WHAT YOU HAVE TO DO -
Select from the data all lines with the word "Share".

SUPPLIED RECORDS -
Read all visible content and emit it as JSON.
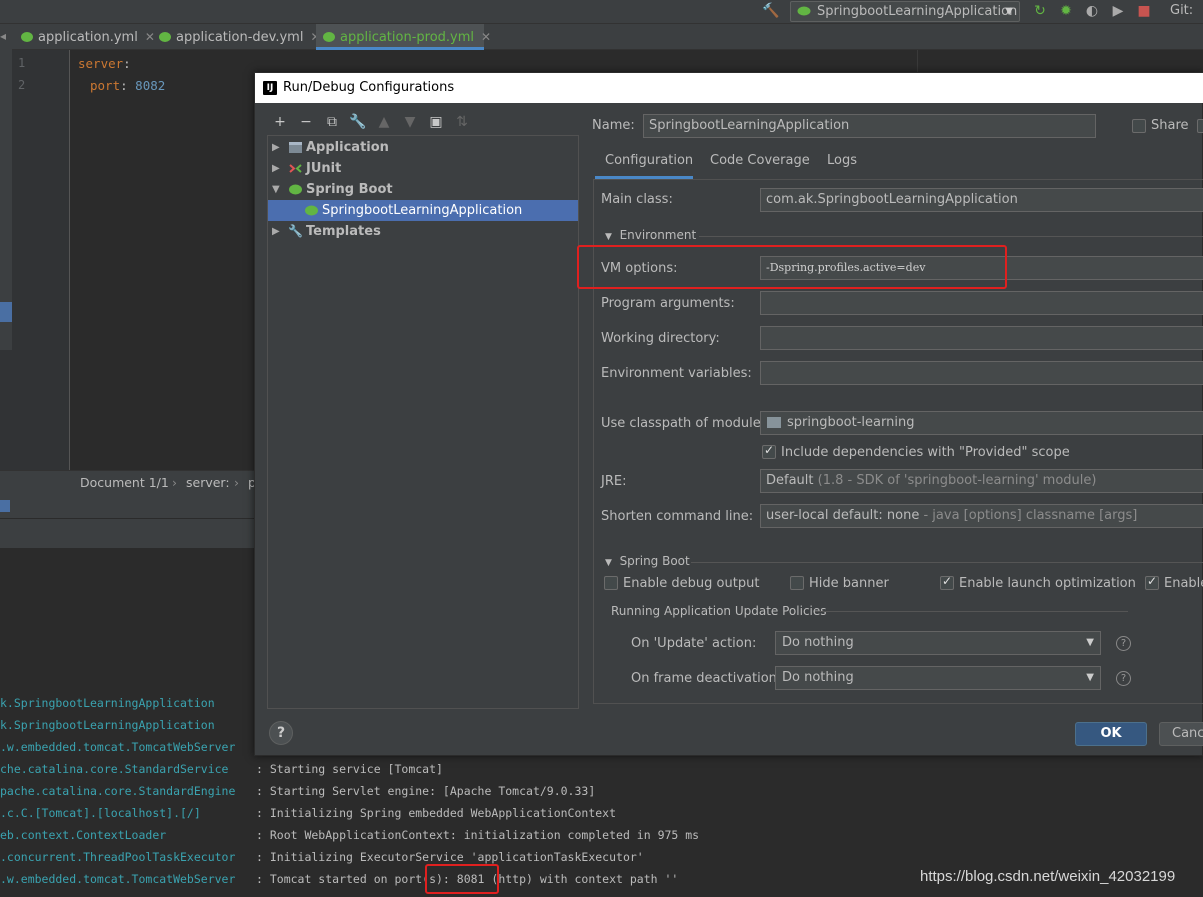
{
  "toolbar": {
    "run_config": "SpringbootLearningApplication",
    "git_label": "Git:"
  },
  "tabs": [
    {
      "label": "application.yml"
    },
    {
      "label": "application-dev.yml"
    },
    {
      "label": "application-prod.yml"
    }
  ],
  "editor": {
    "line_numbers": [
      "1",
      "2"
    ],
    "line1_key": "server",
    "line2_key": "port",
    "line2_value": "8082",
    "breadcrumb_doc": "Document 1/1",
    "breadcrumb_sep": "›",
    "breadcrumb_server": "server:",
    "breadcrumb_more": "p"
  },
  "console": {
    "logs": [
      {
        "logger": "k.SpringbootLearningApplication",
        "msg": ""
      },
      {
        "logger": "k.SpringbootLearningApplication",
        "msg": ""
      },
      {
        "logger": ".w.embedded.tomcat.TomcatWebServer",
        "msg": ""
      },
      {
        "logger": "che.catalina.core.StandardService",
        "msg": ": Starting service [Tomcat]"
      },
      {
        "logger": "pache.catalina.core.StandardEngine",
        "msg": ": Starting Servlet engine: [Apache Tomcat/9.0.33]"
      },
      {
        "logger": ".c.C.[Tomcat].[localhost].[/]",
        "msg": ": Initializing Spring embedded WebApplicationContext"
      },
      {
        "logger": "eb.context.ContextLoader",
        "msg": ": Root WebApplicationContext: initialization completed in 975 ms"
      },
      {
        "logger": ".concurrent.ThreadPoolTaskExecutor",
        "msg": ": Initializing ExecutorService 'applicationTaskExecutor'"
      },
      {
        "logger": ".w.embedded.tomcat.TomcatWebServer",
        "msg": ": Tomcat started on port(s): 8081 (http) with context path ''"
      }
    ],
    "watermark": "https://blog.csdn.net/weixin_42032199"
  },
  "dialog": {
    "title": "Run/Debug Configurations",
    "tree": [
      {
        "label": "Application"
      },
      {
        "label": "JUnit"
      },
      {
        "label": "Spring Boot"
      },
      {
        "label": "SpringbootLearningApplication"
      },
      {
        "label": "Templates"
      }
    ],
    "name_label": "Name:",
    "name_value": "SpringbootLearningApplication",
    "share_label": "Share",
    "config_tabs": [
      "Configuration",
      "Code Coverage",
      "Logs"
    ],
    "main_class_label": "Main class:",
    "main_class_value": "com.ak.SpringbootLearningApplication",
    "environment_header": "Environment",
    "vm_options_label": "VM options:",
    "vm_options_value": "-Dspring.profiles.active=dev",
    "program_args_label": "Program arguments:",
    "working_dir_label": "Working directory:",
    "env_vars_label": "Environment variables:",
    "classpath_label": "Use classpath of module:",
    "classpath_value": "springboot-learning",
    "include_deps_label": "Include dependencies with \"Provided\" scope",
    "include_deps_checked": true,
    "jre_label": "JRE:",
    "jre_value_main": "Default",
    "jre_value_detail": "(1.8 - SDK of 'springboot-learning' module)",
    "shorten_label": "Shorten command line:",
    "shorten_value_main": "user-local default: none",
    "shorten_value_detail": "- java [options] classname [args]",
    "spring_boot_header": "Spring Boot",
    "enable_debug_label": "Enable debug output",
    "enable_debug_checked": false,
    "hide_banner_label": "Hide banner",
    "hide_banner_checked": false,
    "launch_opt_label": "Enable launch optimization",
    "launch_opt_checked": true,
    "enable_jmx_label": "Enable",
    "enable_jmx_checked": true,
    "update_policies_header": "Running Application Update Policies",
    "on_update_label": "On 'Update' action:",
    "on_update_value": "Do nothing",
    "on_frame_label": "On frame deactivation:",
    "on_frame_value": "Do nothing",
    "help_label": "?",
    "ok_label": "OK",
    "cancel_label": "Canc"
  },
  "colors": {
    "accent_blue": "#4a88c7",
    "selection": "#4b6eaf",
    "highlight_red": "#e0201f",
    "spring_green": "#62b543"
  }
}
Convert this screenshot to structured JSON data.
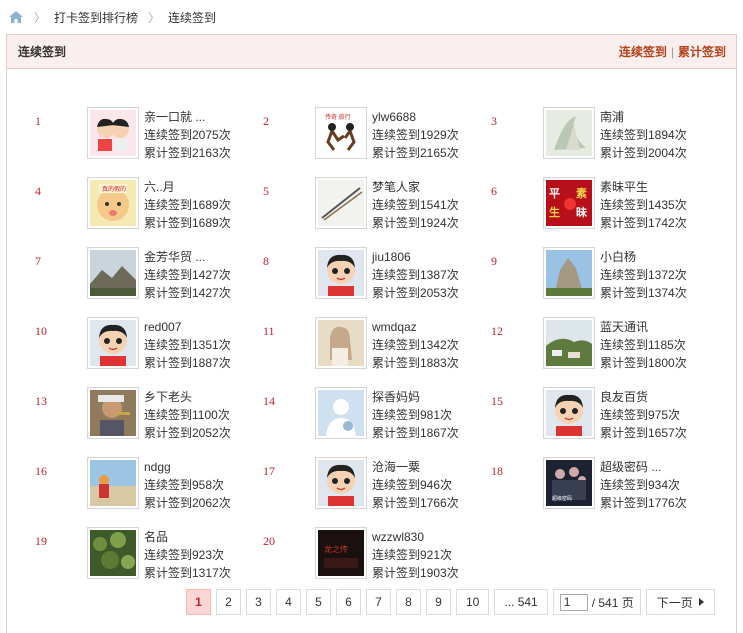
{
  "breadcrumb": {
    "home_icon": "home-icon",
    "items": [
      "打卡签到排行榜",
      "连续签到"
    ]
  },
  "panel": {
    "title": "连续签到",
    "links": [
      "连续签到",
      "累计签到"
    ]
  },
  "ranking": [
    {
      "rank": "1",
      "name": "亲一口就 ...",
      "consecutive": "连续签到2075次",
      "total": "累计签到2163次",
      "avatar": "kissing-kids"
    },
    {
      "rank": "2",
      "name": "ylw6688",
      "consecutive": "连续签到1929次",
      "total": "累计签到2165次",
      "avatar": "dancers"
    },
    {
      "rank": "3",
      "name": "南浦",
      "consecutive": "连续签到1894次",
      "total": "累计签到2004次",
      "avatar": "sketch"
    },
    {
      "rank": "4",
      "name": "六..月",
      "consecutive": "连续签到1689次",
      "total": "累计签到1689次",
      "avatar": "baby"
    },
    {
      "rank": "5",
      "name": "梦笔人家",
      "consecutive": "连续签到1541次",
      "total": "累计签到1924次",
      "avatar": "brush"
    },
    {
      "rank": "6",
      "name": "素昧平生",
      "consecutive": "连续签到1435次",
      "total": "累计签到1742次",
      "avatar": "red-poster"
    },
    {
      "rank": "7",
      "name": "金芳华贸 ...",
      "consecutive": "连续签到1427次",
      "total": "累计签到1427次",
      "avatar": "mountain"
    },
    {
      "rank": "8",
      "name": "jiu1806",
      "consecutive": "连续签到1387次",
      "total": "累计签到2053次",
      "avatar": "default"
    },
    {
      "rank": "9",
      "name": "小白杨",
      "consecutive": "连续签到1372次",
      "total": "累计签到1374次",
      "avatar": "rock"
    },
    {
      "rank": "10",
      "name": "red007",
      "consecutive": "连续签到1351次",
      "total": "累计签到1887次",
      "avatar": "default"
    },
    {
      "rank": "11",
      "name": "wmdqaz",
      "consecutive": "连续签到1342次",
      "total": "累计签到1883次",
      "avatar": "girl"
    },
    {
      "rank": "12",
      "name": "蓝天通讯",
      "consecutive": "连续签到1185次",
      "total": "累计签到1800次",
      "avatar": "hill"
    },
    {
      "rank": "13",
      "name": "乡下老头",
      "consecutive": "连续签到1100次",
      "total": "累计签到2052次",
      "avatar": "old-man"
    },
    {
      "rank": "14",
      "name": "探香妈妈",
      "consecutive": "连续签到981次",
      "total": "累计签到1867次",
      "avatar": "blank"
    },
    {
      "rank": "15",
      "name": "良友百货",
      "consecutive": "连续签到975次",
      "total": "累计签到1657次",
      "avatar": "default"
    },
    {
      "rank": "16",
      "name": "ndgg",
      "consecutive": "连续签到958次",
      "total": "累计签到2062次",
      "avatar": "beach"
    },
    {
      "rank": "17",
      "name": "沧海一粟",
      "consecutive": "连续签到946次",
      "total": "累计签到1766次",
      "avatar": "default"
    },
    {
      "rank": "18",
      "name": "超级密码 ...",
      "consecutive": "连续签到934次",
      "total": "累计签到1776次",
      "avatar": "crowd"
    },
    {
      "rank": "19",
      "name": "名品",
      "consecutive": "连续签到923次",
      "total": "累计签到1317次",
      "avatar": "plants"
    },
    {
      "rank": "20",
      "name": "wzzwl830",
      "consecutive": "连续签到921次",
      "total": "累计签到1903次",
      "avatar": "dark-poster"
    }
  ],
  "pagination": {
    "pages": [
      "1",
      "2",
      "3",
      "4",
      "5",
      "6",
      "7",
      "8",
      "9",
      "10"
    ],
    "current": "1",
    "last": "... 541",
    "input_value": "1",
    "total_label": "/ 541 页",
    "next_label": "下一页"
  },
  "colors": {
    "accent_red": "#c0242b",
    "link_orange": "#b5421c",
    "header_bg": "#fbeeee"
  }
}
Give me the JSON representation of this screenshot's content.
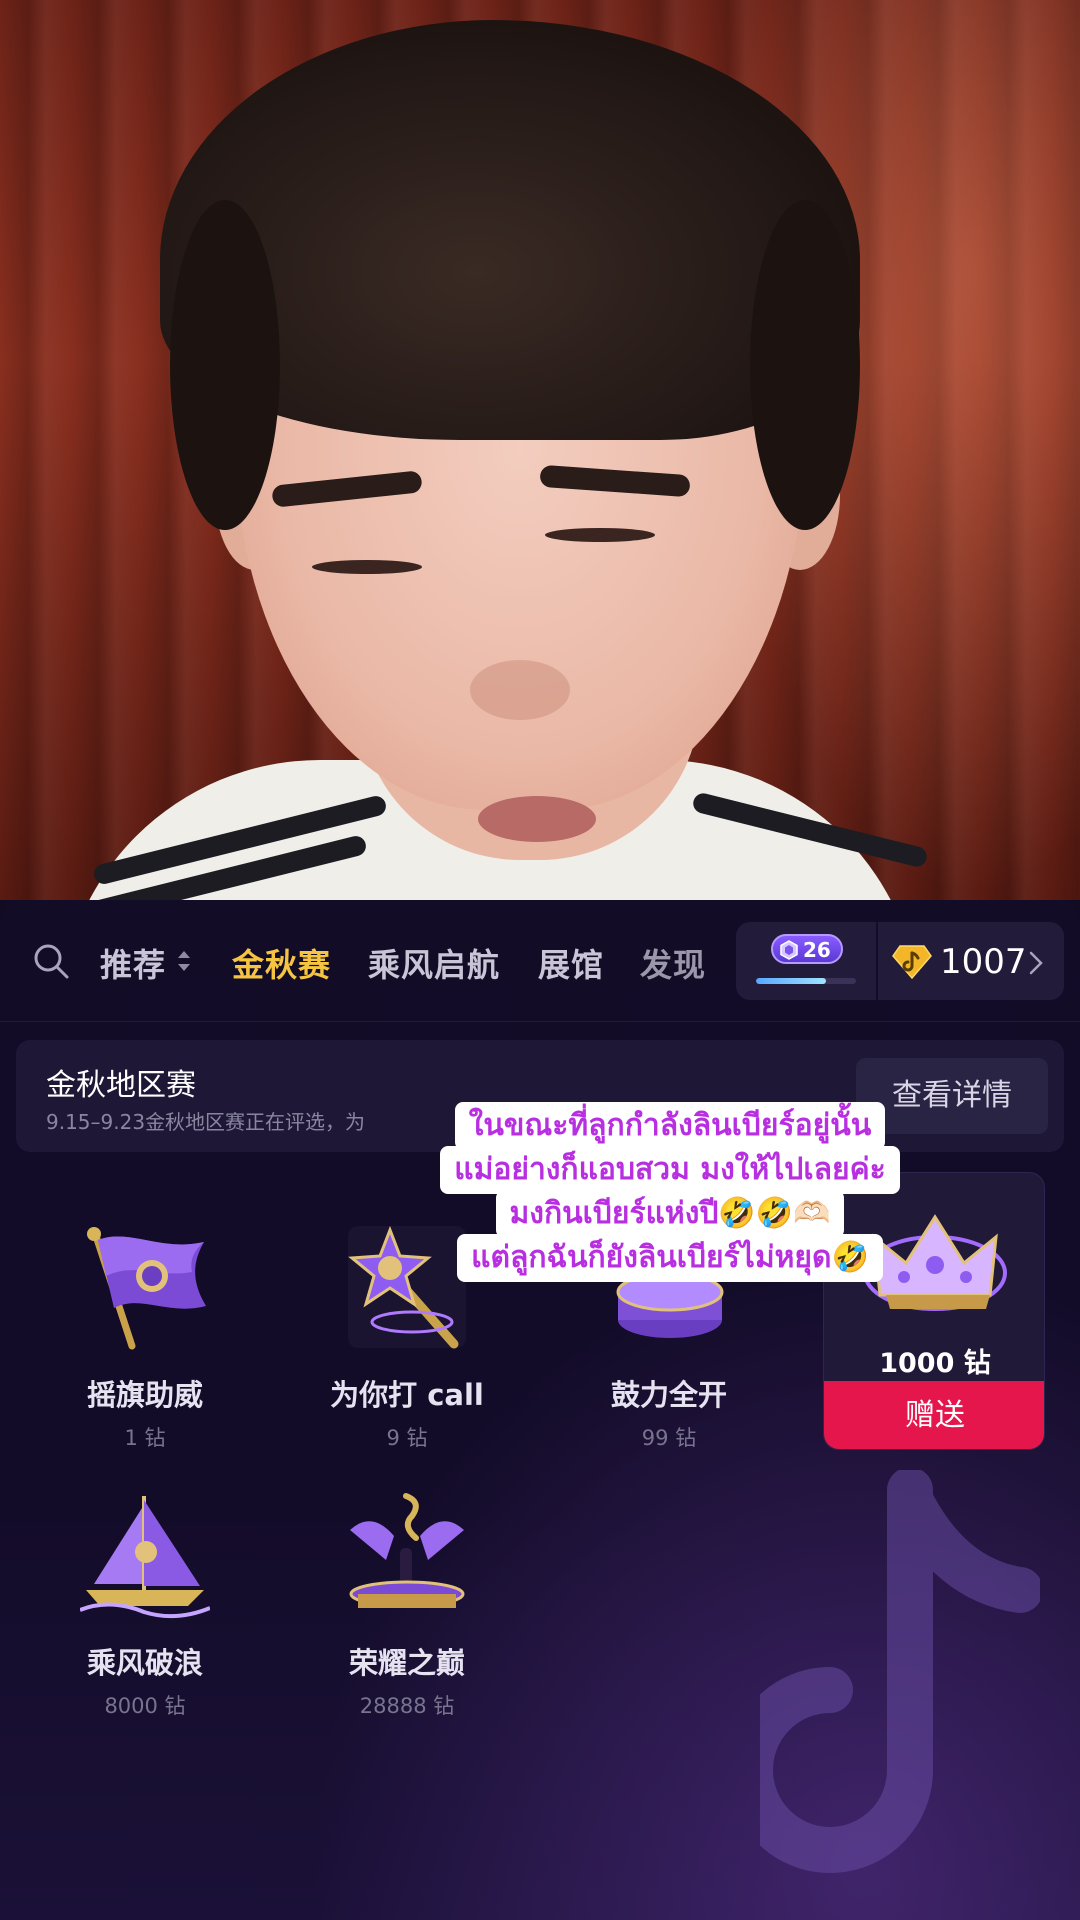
{
  "tabs": [
    {
      "label": "推荐",
      "active": false
    },
    {
      "label": "金秋赛",
      "active": true
    },
    {
      "label": "乘风启航",
      "active": false
    },
    {
      "label": "展馆",
      "active": false
    },
    {
      "label": "发现",
      "active": false
    }
  ],
  "level": {
    "value": "26",
    "progress": 0.7
  },
  "coins": {
    "amount": "1007"
  },
  "banner": {
    "title": "金秋地区赛",
    "subtitle": "9.15–9.23金秋地区赛正在评选，为",
    "button": "查看详情"
  },
  "gifts": [
    {
      "name": "摇旗助威",
      "price": "1 钻",
      "icon": "flag-gift-icon"
    },
    {
      "name": "为你打 call",
      "price": "9 钻",
      "icon": "star-wand-gift-icon"
    },
    {
      "name": "鼓力全开",
      "price": "99 钻",
      "icon": "drum-gift-icon"
    },
    {
      "name": "乘风破浪",
      "price": "8000 钻",
      "icon": "sailboat-gift-icon"
    },
    {
      "name": "荣耀之巅",
      "price": "28888 钻",
      "icon": "stage-gift-icon"
    }
  ],
  "selected_gift": {
    "price": "1000 钻",
    "send": "赠送",
    "icon": "crown-gift-icon"
  },
  "caption": [
    "ในขณะที่ลูกกำลังลินเบียร์อยู่นั้น",
    "แม่อย่างก็แอบสวม มงให้ไปเลยค่ะ",
    "มงกินเบียร์แห่งปี🤣🤣🫶🏻",
    "แต่ลูกฉันก็ยังลินเบียร์ไม่หยุด🤣"
  ],
  "colors": {
    "accent_tab": "#f5c542",
    "send_button": "#e5164b",
    "caption_text": "#b72fe0",
    "panel_bg": "#120c27"
  }
}
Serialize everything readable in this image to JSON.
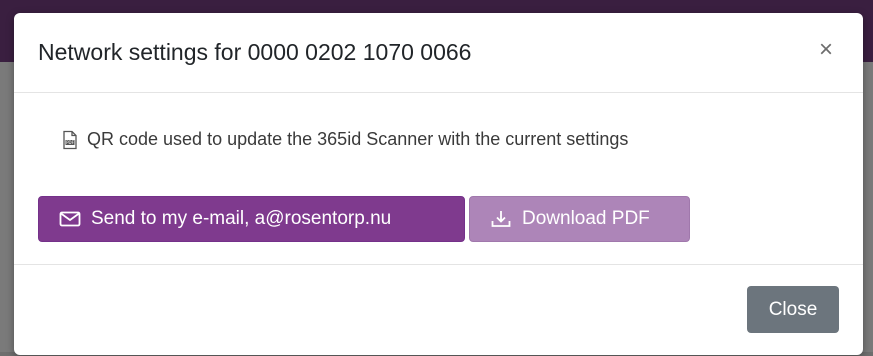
{
  "modal": {
    "title": "Network settings for 0000 0202 1070 0066",
    "close_symbol": "×",
    "qr_text": "QR code used to update the 365id Scanner with the current settings",
    "qr_icon": "pdf-file-icon",
    "email_button": {
      "label": "Send to my e-mail, a@rosentorp.nu",
      "icon": "envelope-icon"
    },
    "pdf_button": {
      "label": "Download PDF",
      "icon": "download-icon"
    },
    "close_button": "Close"
  },
  "colors": {
    "primary": "#7f3a8e",
    "primary_light": "#ad85b8",
    "secondary": "#6c757d"
  }
}
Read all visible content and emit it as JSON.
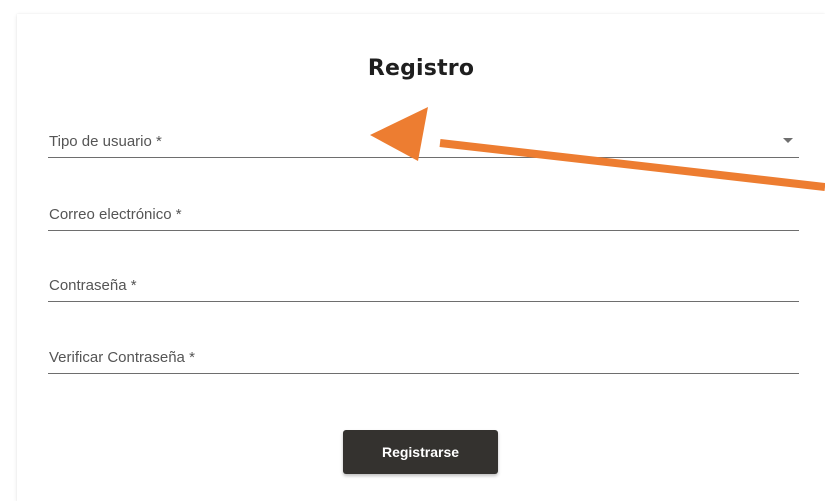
{
  "form": {
    "title": "Registro",
    "fields": [
      {
        "label": "Tipo de usuario *",
        "type": "select"
      },
      {
        "label": "Correo electrónico *",
        "type": "text"
      },
      {
        "label": "Contraseña *",
        "type": "password"
      },
      {
        "label": "Verificar Contraseña *",
        "type": "password"
      }
    ],
    "submit_label": "Registrarse"
  },
  "annotation": {
    "arrow_color": "#ed7d31",
    "arrow_icon": "orange-arrow-icon"
  }
}
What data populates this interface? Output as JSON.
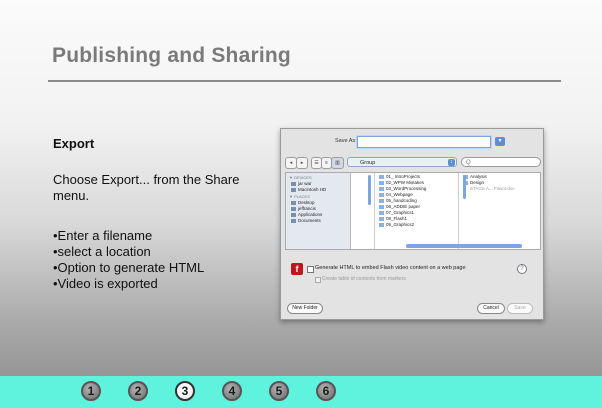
{
  "slide": {
    "title": "Publishing and Sharing",
    "subheading": "Export",
    "paragraph": "Choose Export... from the Share menu.",
    "bullets": [
      "•Enter a filename",
      "•select a location",
      "•Option to generate HTML",
      "•Video is exported"
    ]
  },
  "dialog": {
    "save_as_label": "Save As:",
    "save_as_value": "",
    "nav_back": "◂",
    "nav_forward": "▸",
    "view_modes": [
      "☰",
      "≡",
      "▥"
    ],
    "location": "Group",
    "search_placeholder": "Q",
    "sidebar": {
      "devices_header": "▼ DEVICES",
      "devices": [
        "jar war",
        "Macintosh HD"
      ],
      "places_header": "▼ PLACES",
      "places": [
        "Desktop",
        "jeffrancis",
        "Applications",
        "Documents"
      ]
    },
    "folders": [
      "01_ IntroProjects",
      "02_WPW Mistakes",
      "03_WordProcessing",
      "04_Webpage",
      "05_handcoding",
      "06_ADDIE paper",
      "07_Graphics1",
      "08_Flash1",
      "09_Graphics2"
    ],
    "subfolders": [
      "Analysis",
      "Design"
    ],
    "detail_item": "STAGS A... Flavor.doc",
    "option_generate_html": "Generate HTML to embed Flash video content on a web page",
    "option_toc": "Create table of contents from markers",
    "help_label": "?",
    "new_folder_label": "New Folder",
    "cancel_label": "Cancel",
    "save_label": "Save"
  },
  "nav": {
    "buttons": [
      "1",
      "2",
      "3",
      "4",
      "5",
      "6"
    ],
    "active": "3"
  },
  "colors": {
    "nav_bar": "#5ff3dd",
    "title": "#7a7a7a",
    "flash_icon": "#c0161d"
  }
}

RESPONSE BELOW -
    "share_label": "Share",
    "paragraph": "Choose Export... from the Share menu.",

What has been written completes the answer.